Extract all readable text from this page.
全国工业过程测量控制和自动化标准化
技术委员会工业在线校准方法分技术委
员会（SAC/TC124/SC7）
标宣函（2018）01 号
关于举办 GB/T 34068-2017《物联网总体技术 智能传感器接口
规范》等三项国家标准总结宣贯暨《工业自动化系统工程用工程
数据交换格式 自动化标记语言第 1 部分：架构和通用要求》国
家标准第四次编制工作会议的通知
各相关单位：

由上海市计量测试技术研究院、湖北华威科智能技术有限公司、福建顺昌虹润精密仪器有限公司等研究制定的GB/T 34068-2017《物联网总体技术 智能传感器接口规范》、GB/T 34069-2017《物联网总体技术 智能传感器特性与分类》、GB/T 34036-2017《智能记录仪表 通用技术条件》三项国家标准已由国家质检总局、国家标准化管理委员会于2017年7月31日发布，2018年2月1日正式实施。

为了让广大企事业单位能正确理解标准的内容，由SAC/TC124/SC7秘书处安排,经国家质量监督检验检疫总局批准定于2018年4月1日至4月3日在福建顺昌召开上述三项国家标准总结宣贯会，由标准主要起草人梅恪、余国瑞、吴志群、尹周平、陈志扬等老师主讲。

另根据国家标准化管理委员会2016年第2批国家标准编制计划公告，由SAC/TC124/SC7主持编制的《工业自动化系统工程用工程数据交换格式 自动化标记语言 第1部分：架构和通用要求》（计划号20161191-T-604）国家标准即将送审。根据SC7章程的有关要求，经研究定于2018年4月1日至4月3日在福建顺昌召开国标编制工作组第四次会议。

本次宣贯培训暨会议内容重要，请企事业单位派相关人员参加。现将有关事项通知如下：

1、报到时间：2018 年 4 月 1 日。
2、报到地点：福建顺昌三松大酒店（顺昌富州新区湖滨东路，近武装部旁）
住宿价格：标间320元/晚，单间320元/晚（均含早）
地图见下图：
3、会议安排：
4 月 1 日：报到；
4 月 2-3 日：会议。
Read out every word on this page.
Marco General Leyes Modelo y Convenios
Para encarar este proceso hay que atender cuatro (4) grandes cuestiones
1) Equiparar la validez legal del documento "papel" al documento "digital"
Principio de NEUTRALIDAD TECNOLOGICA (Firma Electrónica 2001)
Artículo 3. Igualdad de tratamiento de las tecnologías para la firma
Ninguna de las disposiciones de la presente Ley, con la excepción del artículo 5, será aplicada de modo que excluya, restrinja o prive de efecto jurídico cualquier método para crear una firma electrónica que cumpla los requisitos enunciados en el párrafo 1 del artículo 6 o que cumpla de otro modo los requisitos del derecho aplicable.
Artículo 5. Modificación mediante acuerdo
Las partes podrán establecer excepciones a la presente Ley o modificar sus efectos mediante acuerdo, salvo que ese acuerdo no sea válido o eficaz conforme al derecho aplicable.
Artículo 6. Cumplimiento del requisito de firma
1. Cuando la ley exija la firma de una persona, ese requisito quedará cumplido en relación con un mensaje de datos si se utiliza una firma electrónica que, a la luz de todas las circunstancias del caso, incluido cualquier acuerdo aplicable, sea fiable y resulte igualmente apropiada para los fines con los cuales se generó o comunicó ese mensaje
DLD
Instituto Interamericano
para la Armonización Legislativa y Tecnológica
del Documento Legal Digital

== Objective ==
Reproduce exactly the lines from the one with "Read out every word on this page." through the end of the entries above, both ends included.

== Result of the task ==
Read out every word on this page.
Marco General Leyes Modelo y Convenios
Para encarar este proceso hay que atender cuatro (4) grandes cuestiones
1) Equiparar la validez legal del documento "papel" al documento "digital"
Principio de NEUTRALIDAD TECNOLOGICA (Firma Electrónica 2001)
Artículo 3. Igualdad de tratamiento de las tecnologías para la firma
Ninguna de las disposiciones de la presente Ley, con la excepción del artículo 5, será aplicada de modo que excluya, restrinja o prive de efecto jurídico cualquier método para crear una firma electrónica que cumpla los requisitos enunciados en el párrafo 1 del artículo 6 o que cumpla de otro modo los requisitos del derecho aplicable.
Artículo 5. Modificación mediante acuerdo
Las partes podrán establecer excepciones a la presente Ley o modificar sus efectos mediante acuerdo, salvo que ese acuerdo no sea válido o eficaz conforme al derecho aplicable.
Artículo 6. Cumplimiento del requisito de firma
1. Cuando la ley exija la firma de una persona, ese requisito quedará cumplido en relación con un mensaje de datos si se utiliza una firma electrónica que, a la luz de todas las circunstancias del caso, incluido cualquier acuerdo aplicable, sea fiable y resulte igualmente apropiada para los fines con los cuales se generó o comunicó ese mensaje
DLD
Instituto Interamericano
para la Armonización Legislativa y Tecnológica
del Documento Legal Digital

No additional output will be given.